Instruction: Pull out every line of the listing below where "Freundeskreis" appears.

Data shown:
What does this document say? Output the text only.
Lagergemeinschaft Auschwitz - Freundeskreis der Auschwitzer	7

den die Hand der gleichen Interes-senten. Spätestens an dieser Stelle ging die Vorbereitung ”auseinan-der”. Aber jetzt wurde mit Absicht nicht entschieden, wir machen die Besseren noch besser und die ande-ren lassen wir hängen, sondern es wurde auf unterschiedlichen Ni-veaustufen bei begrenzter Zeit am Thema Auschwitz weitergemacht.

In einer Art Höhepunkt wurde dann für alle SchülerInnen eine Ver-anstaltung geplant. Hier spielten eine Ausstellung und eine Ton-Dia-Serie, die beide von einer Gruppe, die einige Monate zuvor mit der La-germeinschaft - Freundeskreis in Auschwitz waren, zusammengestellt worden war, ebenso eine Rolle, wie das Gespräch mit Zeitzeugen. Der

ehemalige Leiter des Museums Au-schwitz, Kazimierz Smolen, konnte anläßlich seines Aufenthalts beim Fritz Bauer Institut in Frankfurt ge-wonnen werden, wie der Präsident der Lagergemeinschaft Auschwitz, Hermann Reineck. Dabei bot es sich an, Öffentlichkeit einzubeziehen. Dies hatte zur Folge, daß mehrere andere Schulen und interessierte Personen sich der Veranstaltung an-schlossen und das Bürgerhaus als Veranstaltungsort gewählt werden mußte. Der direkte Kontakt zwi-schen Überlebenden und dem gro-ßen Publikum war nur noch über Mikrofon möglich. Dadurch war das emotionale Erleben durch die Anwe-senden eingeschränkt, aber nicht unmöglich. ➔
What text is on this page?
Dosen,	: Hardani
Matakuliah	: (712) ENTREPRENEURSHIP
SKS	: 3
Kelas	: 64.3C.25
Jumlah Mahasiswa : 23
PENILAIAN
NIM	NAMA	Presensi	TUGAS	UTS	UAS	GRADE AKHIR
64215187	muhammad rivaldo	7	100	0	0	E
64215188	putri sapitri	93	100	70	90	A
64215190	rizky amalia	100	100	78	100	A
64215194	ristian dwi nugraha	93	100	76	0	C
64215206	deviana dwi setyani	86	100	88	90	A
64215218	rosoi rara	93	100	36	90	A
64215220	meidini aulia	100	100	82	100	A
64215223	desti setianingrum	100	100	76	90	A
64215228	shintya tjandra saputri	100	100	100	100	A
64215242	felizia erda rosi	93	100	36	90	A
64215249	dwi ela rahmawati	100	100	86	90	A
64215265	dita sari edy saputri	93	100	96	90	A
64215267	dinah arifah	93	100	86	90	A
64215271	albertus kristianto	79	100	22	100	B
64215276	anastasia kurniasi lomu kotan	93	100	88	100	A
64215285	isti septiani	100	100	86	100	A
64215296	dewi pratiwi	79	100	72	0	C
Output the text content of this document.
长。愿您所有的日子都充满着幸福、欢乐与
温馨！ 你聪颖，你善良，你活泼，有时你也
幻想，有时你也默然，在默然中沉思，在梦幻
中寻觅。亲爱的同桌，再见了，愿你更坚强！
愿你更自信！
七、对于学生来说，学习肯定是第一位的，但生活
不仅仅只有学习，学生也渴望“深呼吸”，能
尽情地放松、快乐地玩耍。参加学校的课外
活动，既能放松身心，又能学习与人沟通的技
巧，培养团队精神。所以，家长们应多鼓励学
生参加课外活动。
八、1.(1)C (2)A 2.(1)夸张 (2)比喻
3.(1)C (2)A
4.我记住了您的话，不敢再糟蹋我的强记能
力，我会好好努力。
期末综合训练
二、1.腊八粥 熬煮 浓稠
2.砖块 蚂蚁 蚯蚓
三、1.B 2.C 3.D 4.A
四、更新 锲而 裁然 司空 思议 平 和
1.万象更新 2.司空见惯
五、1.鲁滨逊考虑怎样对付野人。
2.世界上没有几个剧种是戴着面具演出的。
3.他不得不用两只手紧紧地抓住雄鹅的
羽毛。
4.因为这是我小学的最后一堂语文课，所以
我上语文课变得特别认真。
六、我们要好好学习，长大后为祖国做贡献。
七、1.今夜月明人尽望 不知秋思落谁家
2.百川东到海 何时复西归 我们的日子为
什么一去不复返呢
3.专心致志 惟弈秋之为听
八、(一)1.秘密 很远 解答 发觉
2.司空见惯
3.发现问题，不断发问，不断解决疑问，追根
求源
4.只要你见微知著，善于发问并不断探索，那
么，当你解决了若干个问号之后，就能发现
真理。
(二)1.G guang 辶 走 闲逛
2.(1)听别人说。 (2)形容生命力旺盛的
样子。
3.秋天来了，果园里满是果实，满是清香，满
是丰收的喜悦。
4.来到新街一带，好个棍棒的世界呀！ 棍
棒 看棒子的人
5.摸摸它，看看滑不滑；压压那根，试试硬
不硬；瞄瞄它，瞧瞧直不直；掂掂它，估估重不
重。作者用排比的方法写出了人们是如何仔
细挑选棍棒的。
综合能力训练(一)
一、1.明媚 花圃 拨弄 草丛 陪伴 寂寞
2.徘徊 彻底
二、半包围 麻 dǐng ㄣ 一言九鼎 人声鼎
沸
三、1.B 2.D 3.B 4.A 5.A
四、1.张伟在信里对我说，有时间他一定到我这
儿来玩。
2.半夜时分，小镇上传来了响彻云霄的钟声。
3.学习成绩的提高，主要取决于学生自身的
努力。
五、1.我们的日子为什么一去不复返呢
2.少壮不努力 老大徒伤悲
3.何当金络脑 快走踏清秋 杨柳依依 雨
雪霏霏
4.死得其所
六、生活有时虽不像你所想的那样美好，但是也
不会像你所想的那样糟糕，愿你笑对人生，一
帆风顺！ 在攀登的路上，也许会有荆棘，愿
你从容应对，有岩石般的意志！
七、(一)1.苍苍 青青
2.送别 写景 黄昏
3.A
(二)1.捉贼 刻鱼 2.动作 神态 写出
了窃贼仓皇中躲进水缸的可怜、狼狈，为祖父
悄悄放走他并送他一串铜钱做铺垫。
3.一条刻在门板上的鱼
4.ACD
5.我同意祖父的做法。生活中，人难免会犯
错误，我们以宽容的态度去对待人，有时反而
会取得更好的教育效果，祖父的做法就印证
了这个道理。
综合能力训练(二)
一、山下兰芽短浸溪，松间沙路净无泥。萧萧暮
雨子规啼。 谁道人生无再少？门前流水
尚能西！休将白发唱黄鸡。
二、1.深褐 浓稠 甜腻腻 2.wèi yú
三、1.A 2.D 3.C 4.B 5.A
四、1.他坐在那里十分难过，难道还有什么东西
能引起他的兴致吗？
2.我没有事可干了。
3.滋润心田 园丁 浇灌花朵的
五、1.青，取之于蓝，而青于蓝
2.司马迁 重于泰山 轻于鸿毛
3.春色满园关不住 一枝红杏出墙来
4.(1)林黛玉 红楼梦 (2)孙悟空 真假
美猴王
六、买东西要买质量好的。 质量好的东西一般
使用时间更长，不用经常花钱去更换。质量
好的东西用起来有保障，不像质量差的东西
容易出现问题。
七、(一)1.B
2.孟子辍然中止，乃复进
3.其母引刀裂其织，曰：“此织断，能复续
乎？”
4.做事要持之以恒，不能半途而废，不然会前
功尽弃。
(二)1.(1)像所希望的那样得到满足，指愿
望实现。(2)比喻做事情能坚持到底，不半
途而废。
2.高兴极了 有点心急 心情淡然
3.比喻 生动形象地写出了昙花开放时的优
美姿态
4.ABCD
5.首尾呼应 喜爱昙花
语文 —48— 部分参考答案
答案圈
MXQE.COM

Worked answer:
Lagergemeinschaft Auschwitz - Freundeskreis der Auschwitzer	7
In einer Art Höhepunkt wurde dann für alle SchülerInnen eine Ver-anstaltung geplant. Hier spielten eine Ausstellung und eine Ton-Dia-Serie, die beide von einer Gruppe, die einige Monate zuvor mit der La-germeinschaft - Freundeskreis in Auschwitz waren, zusammengestellt worden war, ebenso eine Rolle, wie das Gespräch mit Zeitzeugen. Der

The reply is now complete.